TASK REQUIREMENTS.
**a)** Using the forum thread below, decide whether each statement agrees with it: (i) Brian asks what Wagner is being dipped into; (ii) Gurn Blanston proposes boiling water; (iii) the Balakirev quotation carries the year 1860. Answer yes or no for each and quote the deciding words.
**b)** Render this sentence from the forum thread below in Spanish: "His only competition was with himself."
**c)** Carry the forum thread below forward from its last line.

SELECTED PASSAGE.
You know who you are. Want to talk about it?
Karl Henning, Ph.D.
Composer & Clarinetist
Boston MA
http://www.karlhenning.com/
[Matisse] was interested neither in fending off opposition,
nor in competing for the favor of wayward friends.
His only competition was with himself. — Françoise Gilot

Brian

What exactly are we dipping Wagner into?

Gurn Blanston

Quote from: Brian on June 08, 2012, 05:42:59 AM
What exactly are we dipping Wagner into?

Boiling oil?   >:D

8)
Visit my Haydn blog: HaydnSeek

Haydn: that genius of vulgar music who induces an inordinate thirst for beer - Mily Balakirev (1860)

Karl Henning

Ah, the very thought eases the heart, doth it not? Justice in this world or in the next, wot wot . . . .
Karl Henning, Ph.D.
Composer & Clarinetist
Boston MA
http://www.karlhenning.com/
[Matisse] was interested neither in fending off opposition,
nor in competing for the favor of wayward friends.

MATERIAL PROVIDED.
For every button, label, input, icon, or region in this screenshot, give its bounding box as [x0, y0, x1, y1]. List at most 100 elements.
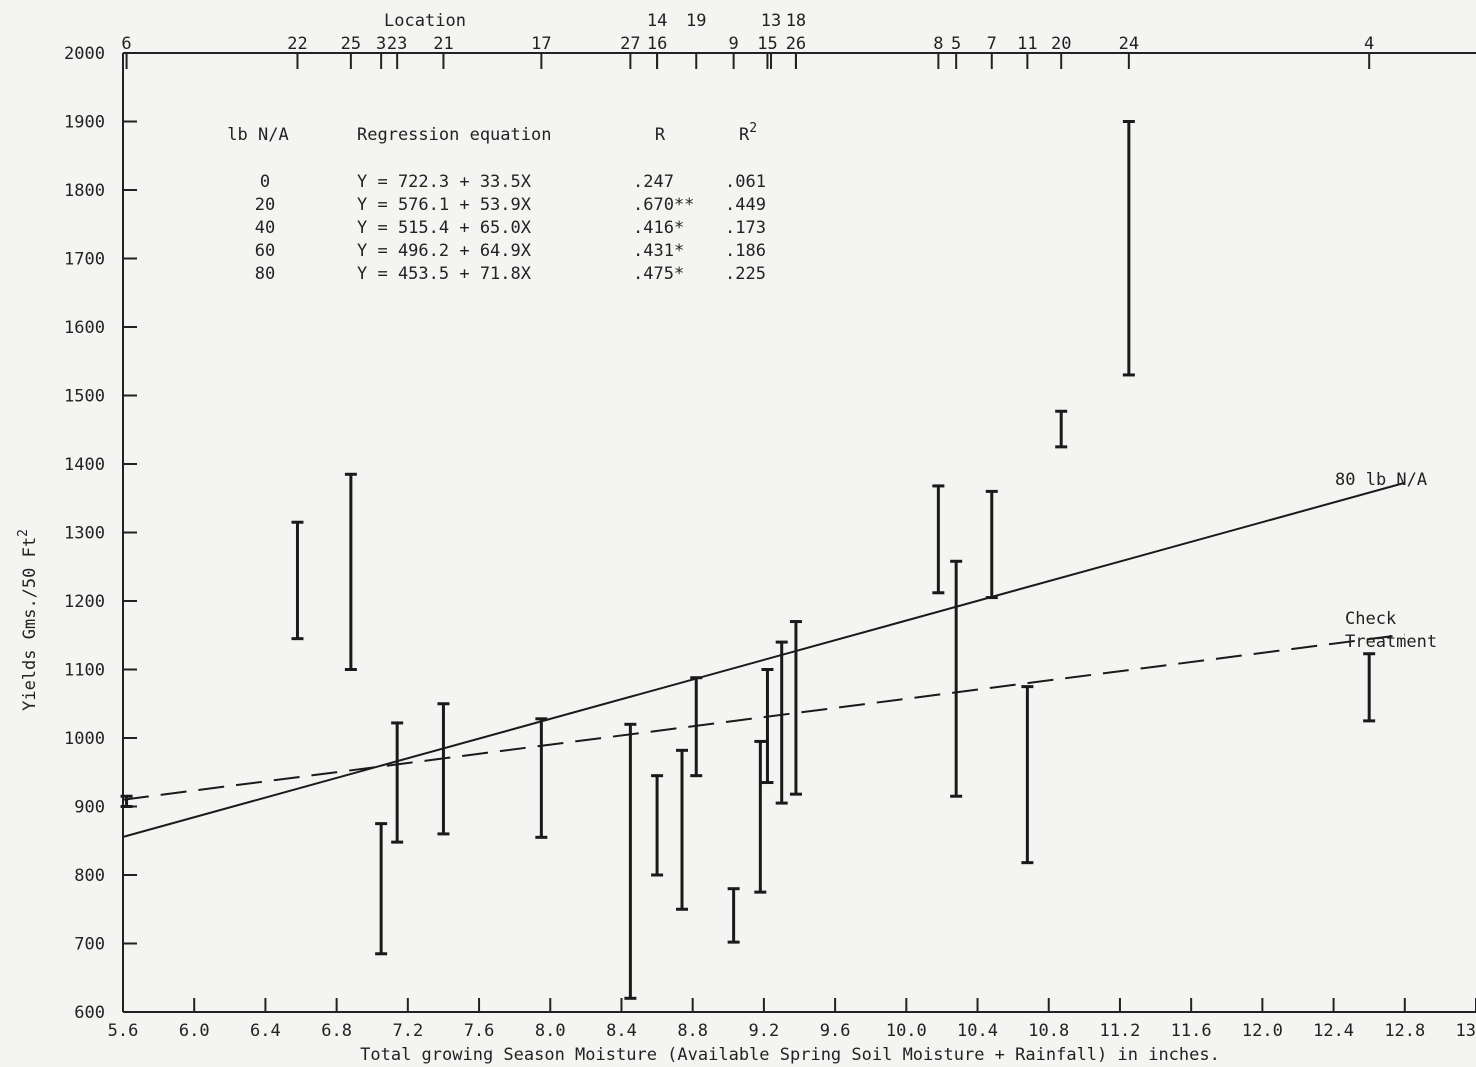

ANSWERS BY TASK.
**a)**
(i) Yes: "What exactly are we dipping Wagner into?"
(ii) No: "Boiling oil?"
(iii) Yes: "Mily Balakirev (1860)"

**b)** Su única competencia era consigo mismo.

**c)**
His only competition was with himself. — Françoise Gilot

Elgarian

Quote from: karlhenning on June 08, 2012, 05:18:10 AM
You know who you are. Want to talk about it?

It's like this Dr Henning. (Reclines nervously on the couch.)

I do it all the time. I tell myself no, no - do the thing properly. And sometimes I do, but mostly I just ... well, just dip. Worse, I revel in my dipping. Worse still, I try to rationalise my dipping. Look here, I say, I've done it all properly, long ago, and I've earned my dipping rights! But we all know, ever since David Hume, that we can reason our way to any conclusion that suits us, and this is no different.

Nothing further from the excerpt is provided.